Challenge
Write out all of the entries that follow, word for word, but skip the pictures.

Dataset entries on figures
>>

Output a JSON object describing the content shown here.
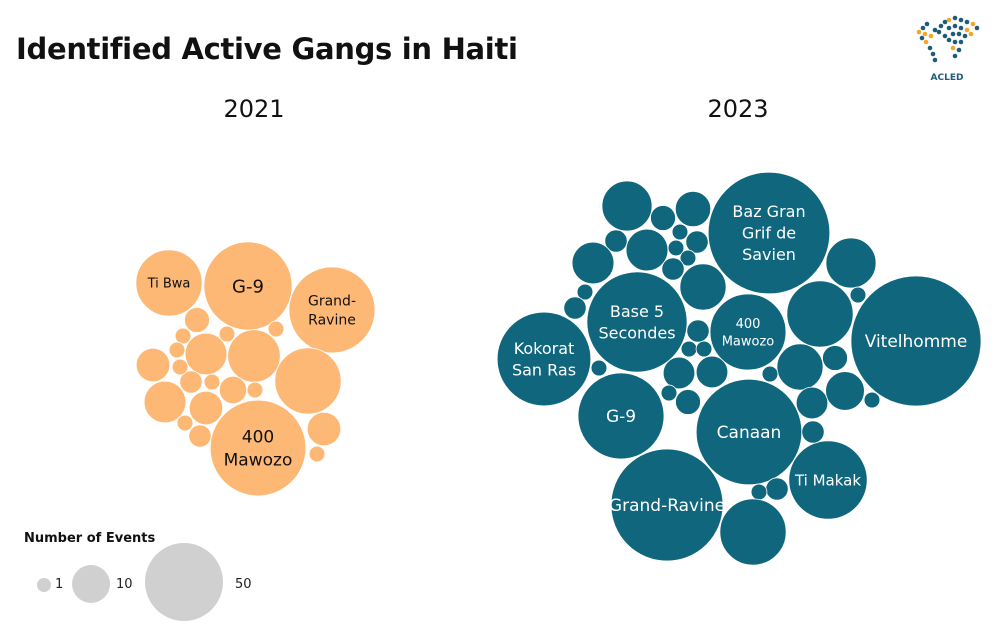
{
  "title": "Identified Active Gangs in Haiti",
  "logo_text": "ACLED",
  "colors": {
    "2021": "#FDB876",
    "2023": "#10667C",
    "legend": "#D0D0D0"
  },
  "chart_data": [
    {
      "type": "packed-bubble",
      "title": "2021",
      "bubbles": [
        {
          "label": "Ti Bwa",
          "value": 35
        },
        {
          "label": "G-9",
          "value": 62
        },
        {
          "label": "Grand-Ravine",
          "value": 59
        },
        {
          "label": "400 Mawozo",
          "value": 73
        },
        {
          "label": "",
          "value": 35
        },
        {
          "label": "",
          "value": 22
        },
        {
          "label": "",
          "value": 14
        },
        {
          "label": "",
          "value": 5
        },
        {
          "label": "",
          "value": 9
        },
        {
          "label": "",
          "value": 14
        },
        {
          "label": "",
          "value": 9
        },
        {
          "label": "",
          "value": 9
        },
        {
          "label": "",
          "value": 6
        },
        {
          "label": "",
          "value": 4
        },
        {
          "label": "",
          "value": 2
        },
        {
          "label": "",
          "value": 2
        },
        {
          "label": "",
          "value": 2
        },
        {
          "label": "",
          "value": 2
        },
        {
          "label": "",
          "value": 2
        },
        {
          "label": "",
          "value": 2
        },
        {
          "label": "",
          "value": 2
        },
        {
          "label": "",
          "value": 2
        },
        {
          "label": "",
          "value": 4
        },
        {
          "label": "",
          "value": 2
        }
      ]
    },
    {
      "type": "packed-bubble",
      "title": "2023",
      "bubbles": [
        {
          "label": "Baz Gran Grif de Savien",
          "value": 118
        },
        {
          "label": "Vitelhomme",
          "value": 135
        },
        {
          "label": "Base 5 Secondes",
          "value": 80
        },
        {
          "label": "Kokorat San Ras",
          "value": 70
        },
        {
          "label": "G-9",
          "value": 59
        },
        {
          "label": "Canaan",
          "value": 89
        },
        {
          "label": "Grand-Ravine",
          "value": 100
        },
        {
          "label": "Ti Makak",
          "value": 49
        },
        {
          "label": "400 Mawozo",
          "value": 46
        },
        {
          "label": "",
          "value": 35
        },
        {
          "label": "",
          "value": 20
        },
        {
          "label": "",
          "value": 10
        },
        {
          "label": "",
          "value": 5
        },
        {
          "label": "",
          "value": 14
        },
        {
          "label": "",
          "value": 4
        },
        {
          "label": "",
          "value": 14
        },
        {
          "label": "",
          "value": 2
        },
        {
          "label": "",
          "value": 4
        },
        {
          "label": "",
          "value": 2
        },
        {
          "label": "",
          "value": 2
        },
        {
          "label": "",
          "value": 4
        },
        {
          "label": "",
          "value": 17
        },
        {
          "label": "",
          "value": 20
        },
        {
          "label": "",
          "value": 2
        },
        {
          "label": "",
          "value": 2
        },
        {
          "label": "",
          "value": 4
        },
        {
          "label": "",
          "value": 4
        },
        {
          "label": "",
          "value": 2
        },
        {
          "label": "",
          "value": 2
        },
        {
          "label": "",
          "value": 2
        },
        {
          "label": "",
          "value": 8
        },
        {
          "label": "",
          "value": 8
        },
        {
          "label": "",
          "value": 17
        },
        {
          "label": "",
          "value": 5
        },
        {
          "label": "",
          "value": 2
        },
        {
          "label": "",
          "value": 12
        },
        {
          "label": "",
          "value": 2
        },
        {
          "label": "",
          "value": 8
        },
        {
          "label": "",
          "value": 2
        },
        {
          "label": "",
          "value": 5
        },
        {
          "label": "",
          "value": 4
        },
        {
          "label": "",
          "value": 4
        },
        {
          "label": "",
          "value": 2
        },
        {
          "label": "",
          "value": 35
        }
      ]
    }
  ],
  "legend": {
    "title": "Number of Events",
    "entries": [
      {
        "label": "1",
        "value": 1
      },
      {
        "label": "10",
        "value": 10
      },
      {
        "label": "50",
        "value": 50
      }
    ]
  }
}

<<

Expected answer
Output a JSON object describing the content shown here.
{
  "title": "Identified Active Gangs in Haiti",
  "logo_text": "ACLED",
  "colors": {
    "2021": "#FDB876",
    "2023": "#10667C",
    "legend": "#D0D0D0"
  },
  "chart_data": [
    {
      "type": "packed-bubble",
      "title": "2021",
      "bubbles": [
        {
          "label": "Ti Bwa",
          "value": 35
        },
        {
          "label": "G-9",
          "value": 62
        },
        {
          "label": "Grand-Ravine",
          "value": 59
        },
        {
          "label": "400 Mawozo",
          "value": 73
        },
        {
          "label": "",
          "value": 35
        },
        {
          "label": "",
          "value": 22
        },
        {
          "label": "",
          "value": 14
        },
        {
          "label": "",
          "value": 5
        },
        {
          "label": "",
          "value": 9
        },
        {
          "label": "",
          "value": 14
        },
        {
          "label": "",
          "value": 9
        },
        {
          "label": "",
          "value": 9
        },
        {
          "label": "",
          "value": 6
        },
        {
          "label": "",
          "value": 4
        },
        {
          "label": "",
          "value": 2
        },
        {
          "label": "",
          "value": 2
        },
        {
          "label": "",
          "value": 2
        },
        {
          "label": "",
          "value": 2
        },
        {
          "label": "",
          "value": 2
        },
        {
          "label": "",
          "value": 2
        },
        {
          "label": "",
          "value": 2
        },
        {
          "label": "",
          "value": 2
        },
        {
          "label": "",
          "value": 4
        },
        {
          "label": "",
          "value": 2
        }
      ]
    },
    {
      "type": "packed-bubble",
      "title": "2023",
      "bubbles": [
        {
          "label": "Baz Gran Grif de Savien",
          "value": 118
        },
        {
          "label": "Vitelhomme",
          "value": 135
        },
        {
          "label": "Base 5 Secondes",
          "value": 80
        },
        {
          "label": "Kokorat San Ras",
          "value": 70
        },
        {
          "label": "G-9",
          "value": 59
        },
        {
          "label": "Canaan",
          "value": 89
        },
        {
          "label": "Grand-Ravine",
          "value": 100
        },
        {
          "label": "Ti Makak",
          "value": 49
        },
        {
          "label": "400 Mawozo",
          "value": 46
        },
        {
          "label": "",
          "value": 35
        },
        {
          "label": "",
          "value": 20
        },
        {
          "label": "",
          "value": 10
        },
        {
          "label": "",
          "value": 5
        },
        {
          "label": "",
          "value": 14
        },
        {
          "label": "",
          "value": 4
        },
        {
          "label": "",
          "value": 14
        },
        {
          "label": "",
          "value": 2
        },
        {
          "label": "",
          "value": 4
        },
        {
          "label": "",
          "value": 2
        },
        {
          "label": "",
          "value": 2
        },
        {
          "label": "",
          "value": 4
        },
        {
          "label": "",
          "value": 17
        },
        {
          "label": "",
          "value": 20
        },
        {
          "label": "",
          "value": 2
        },
        {
          "label": "",
          "value": 2
        },
        {
          "label": "",
          "value": 4
        },
        {
          "label": "",
          "value": 4
        },
        {
          "label": "",
          "value": 2
        },
        {
          "label": "",
          "value": 2
        },
        {
          "label": "",
          "value": 2
        },
        {
          "label": "",
          "value": 8
        },
        {
          "label": "",
          "value": 8
        },
        {
          "label": "",
          "value": 17
        },
        {
          "label": "",
          "value": 5
        },
        {
          "label": "",
          "value": 2
        },
        {
          "label": "",
          "value": 12
        },
        {
          "label": "",
          "value": 2
        },
        {
          "label": "",
          "value": 8
        },
        {
          "label": "",
          "value": 2
        },
        {
          "label": "",
          "value": 5
        },
        {
          "label": "",
          "value": 4
        },
        {
          "label": "",
          "value": 4
        },
        {
          "label": "",
          "value": 2
        },
        {
          "label": "",
          "value": 35
        }
      ]
    }
  ],
  "legend": {
    "title": "Number of Events",
    "entries": [
      {
        "label": "1",
        "value": 1
      },
      {
        "label": "10",
        "value": 10
      },
      {
        "label": "50",
        "value": 50
      }
    ]
  }
}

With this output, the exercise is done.